TASK DIRECTIONS:
Report the number of lines that include "ylabel", with no additional text.

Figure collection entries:
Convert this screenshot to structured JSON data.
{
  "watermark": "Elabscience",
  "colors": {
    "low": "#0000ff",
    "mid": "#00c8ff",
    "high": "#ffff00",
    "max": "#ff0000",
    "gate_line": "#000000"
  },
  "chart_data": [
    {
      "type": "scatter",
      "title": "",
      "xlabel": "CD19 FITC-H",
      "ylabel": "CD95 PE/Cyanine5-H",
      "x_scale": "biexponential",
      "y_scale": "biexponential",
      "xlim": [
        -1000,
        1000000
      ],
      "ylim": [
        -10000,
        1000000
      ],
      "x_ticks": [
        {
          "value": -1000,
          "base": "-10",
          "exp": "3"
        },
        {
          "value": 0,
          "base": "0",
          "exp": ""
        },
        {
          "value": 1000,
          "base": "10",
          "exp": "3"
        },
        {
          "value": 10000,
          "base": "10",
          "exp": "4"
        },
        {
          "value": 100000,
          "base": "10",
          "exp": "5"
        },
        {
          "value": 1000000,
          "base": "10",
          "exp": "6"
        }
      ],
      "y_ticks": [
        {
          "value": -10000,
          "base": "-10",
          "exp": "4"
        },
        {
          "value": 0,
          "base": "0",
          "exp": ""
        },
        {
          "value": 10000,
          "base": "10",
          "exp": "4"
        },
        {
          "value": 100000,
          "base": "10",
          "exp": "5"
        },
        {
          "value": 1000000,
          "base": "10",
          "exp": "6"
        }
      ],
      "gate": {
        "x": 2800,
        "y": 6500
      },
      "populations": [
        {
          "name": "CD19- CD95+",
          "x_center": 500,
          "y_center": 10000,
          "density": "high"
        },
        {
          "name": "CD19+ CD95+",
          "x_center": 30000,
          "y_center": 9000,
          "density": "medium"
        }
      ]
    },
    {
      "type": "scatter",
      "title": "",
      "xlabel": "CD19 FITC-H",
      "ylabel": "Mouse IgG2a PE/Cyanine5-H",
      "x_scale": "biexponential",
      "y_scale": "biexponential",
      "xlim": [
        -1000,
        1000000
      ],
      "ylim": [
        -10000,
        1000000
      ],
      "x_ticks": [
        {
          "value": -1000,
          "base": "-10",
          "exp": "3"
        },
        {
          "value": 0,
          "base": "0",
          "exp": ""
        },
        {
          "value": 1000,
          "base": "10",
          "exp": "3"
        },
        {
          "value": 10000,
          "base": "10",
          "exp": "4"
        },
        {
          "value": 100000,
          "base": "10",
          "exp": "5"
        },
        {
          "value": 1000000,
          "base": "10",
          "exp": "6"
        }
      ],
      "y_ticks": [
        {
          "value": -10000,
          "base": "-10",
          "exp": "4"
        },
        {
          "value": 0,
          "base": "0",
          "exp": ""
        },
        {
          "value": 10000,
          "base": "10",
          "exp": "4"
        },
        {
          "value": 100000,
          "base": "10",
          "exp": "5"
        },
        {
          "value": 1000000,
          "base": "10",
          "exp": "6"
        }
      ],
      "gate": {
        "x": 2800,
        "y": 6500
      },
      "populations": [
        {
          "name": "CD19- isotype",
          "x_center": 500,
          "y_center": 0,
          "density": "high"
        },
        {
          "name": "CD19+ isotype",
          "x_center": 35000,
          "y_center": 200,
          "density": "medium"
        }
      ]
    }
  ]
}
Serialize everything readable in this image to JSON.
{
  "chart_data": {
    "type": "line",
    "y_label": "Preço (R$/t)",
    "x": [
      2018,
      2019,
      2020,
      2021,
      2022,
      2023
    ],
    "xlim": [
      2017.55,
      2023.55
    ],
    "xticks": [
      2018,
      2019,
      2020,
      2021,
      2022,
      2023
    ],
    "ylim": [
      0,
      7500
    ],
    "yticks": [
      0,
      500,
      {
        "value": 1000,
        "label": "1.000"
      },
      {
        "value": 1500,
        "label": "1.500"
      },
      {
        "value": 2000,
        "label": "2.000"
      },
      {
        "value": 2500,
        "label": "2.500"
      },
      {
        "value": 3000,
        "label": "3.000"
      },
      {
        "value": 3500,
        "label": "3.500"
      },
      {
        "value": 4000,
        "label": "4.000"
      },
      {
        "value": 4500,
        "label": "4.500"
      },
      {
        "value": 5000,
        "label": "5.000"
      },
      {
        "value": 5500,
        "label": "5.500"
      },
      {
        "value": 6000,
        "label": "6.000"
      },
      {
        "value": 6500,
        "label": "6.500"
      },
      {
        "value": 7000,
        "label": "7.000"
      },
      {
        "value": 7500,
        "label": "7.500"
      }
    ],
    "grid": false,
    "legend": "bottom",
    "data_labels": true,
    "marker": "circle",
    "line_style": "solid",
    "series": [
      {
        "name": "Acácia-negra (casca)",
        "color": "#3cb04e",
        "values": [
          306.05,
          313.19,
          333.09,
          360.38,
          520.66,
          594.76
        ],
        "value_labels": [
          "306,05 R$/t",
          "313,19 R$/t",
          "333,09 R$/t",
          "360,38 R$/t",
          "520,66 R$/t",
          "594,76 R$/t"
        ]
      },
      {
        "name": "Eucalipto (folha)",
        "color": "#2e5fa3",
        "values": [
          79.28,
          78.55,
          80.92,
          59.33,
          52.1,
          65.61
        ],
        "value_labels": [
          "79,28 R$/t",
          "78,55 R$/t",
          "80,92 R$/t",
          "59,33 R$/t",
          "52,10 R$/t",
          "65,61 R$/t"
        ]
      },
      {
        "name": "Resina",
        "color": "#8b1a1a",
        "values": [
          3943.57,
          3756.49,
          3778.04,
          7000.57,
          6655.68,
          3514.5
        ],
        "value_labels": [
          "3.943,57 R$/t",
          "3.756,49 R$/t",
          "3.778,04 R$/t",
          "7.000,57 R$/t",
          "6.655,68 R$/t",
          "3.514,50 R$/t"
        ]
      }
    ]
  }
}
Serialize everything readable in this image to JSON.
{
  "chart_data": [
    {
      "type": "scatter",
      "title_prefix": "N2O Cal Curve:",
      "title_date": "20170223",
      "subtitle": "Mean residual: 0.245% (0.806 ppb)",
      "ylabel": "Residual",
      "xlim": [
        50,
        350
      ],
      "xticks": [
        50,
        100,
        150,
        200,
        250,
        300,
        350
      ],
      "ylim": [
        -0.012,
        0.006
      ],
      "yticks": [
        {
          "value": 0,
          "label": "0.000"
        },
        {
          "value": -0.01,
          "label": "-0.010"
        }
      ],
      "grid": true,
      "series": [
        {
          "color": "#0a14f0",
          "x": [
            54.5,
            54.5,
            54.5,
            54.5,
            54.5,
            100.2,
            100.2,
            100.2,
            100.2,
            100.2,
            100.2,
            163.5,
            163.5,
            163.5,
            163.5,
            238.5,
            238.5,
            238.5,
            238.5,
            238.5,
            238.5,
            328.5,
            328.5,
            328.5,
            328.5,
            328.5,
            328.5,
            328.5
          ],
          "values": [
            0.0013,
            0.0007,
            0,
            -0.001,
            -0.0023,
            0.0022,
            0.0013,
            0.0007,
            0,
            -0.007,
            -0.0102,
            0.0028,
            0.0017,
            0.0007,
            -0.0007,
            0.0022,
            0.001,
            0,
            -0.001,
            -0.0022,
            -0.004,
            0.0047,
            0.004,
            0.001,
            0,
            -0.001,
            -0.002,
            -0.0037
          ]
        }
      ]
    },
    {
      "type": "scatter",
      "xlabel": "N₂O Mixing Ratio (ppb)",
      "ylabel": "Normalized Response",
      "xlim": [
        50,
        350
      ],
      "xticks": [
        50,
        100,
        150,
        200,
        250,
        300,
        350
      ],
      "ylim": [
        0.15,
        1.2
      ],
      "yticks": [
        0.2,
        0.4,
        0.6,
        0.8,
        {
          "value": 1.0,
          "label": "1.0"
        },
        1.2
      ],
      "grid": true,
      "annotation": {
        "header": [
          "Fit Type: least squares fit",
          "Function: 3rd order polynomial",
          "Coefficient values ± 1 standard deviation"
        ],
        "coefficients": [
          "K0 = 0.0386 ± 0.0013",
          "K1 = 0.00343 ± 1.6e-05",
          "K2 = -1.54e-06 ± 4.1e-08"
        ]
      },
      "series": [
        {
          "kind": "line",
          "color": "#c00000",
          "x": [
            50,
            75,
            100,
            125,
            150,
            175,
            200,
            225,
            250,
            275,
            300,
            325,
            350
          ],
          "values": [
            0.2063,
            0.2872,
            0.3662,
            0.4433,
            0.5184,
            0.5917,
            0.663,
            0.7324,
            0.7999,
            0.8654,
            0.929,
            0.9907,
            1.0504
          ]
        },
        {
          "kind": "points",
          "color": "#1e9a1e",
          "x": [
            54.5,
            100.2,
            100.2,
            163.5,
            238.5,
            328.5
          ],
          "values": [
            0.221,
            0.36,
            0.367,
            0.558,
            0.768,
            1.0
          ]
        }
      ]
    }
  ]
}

CORRECT ANSWER:
4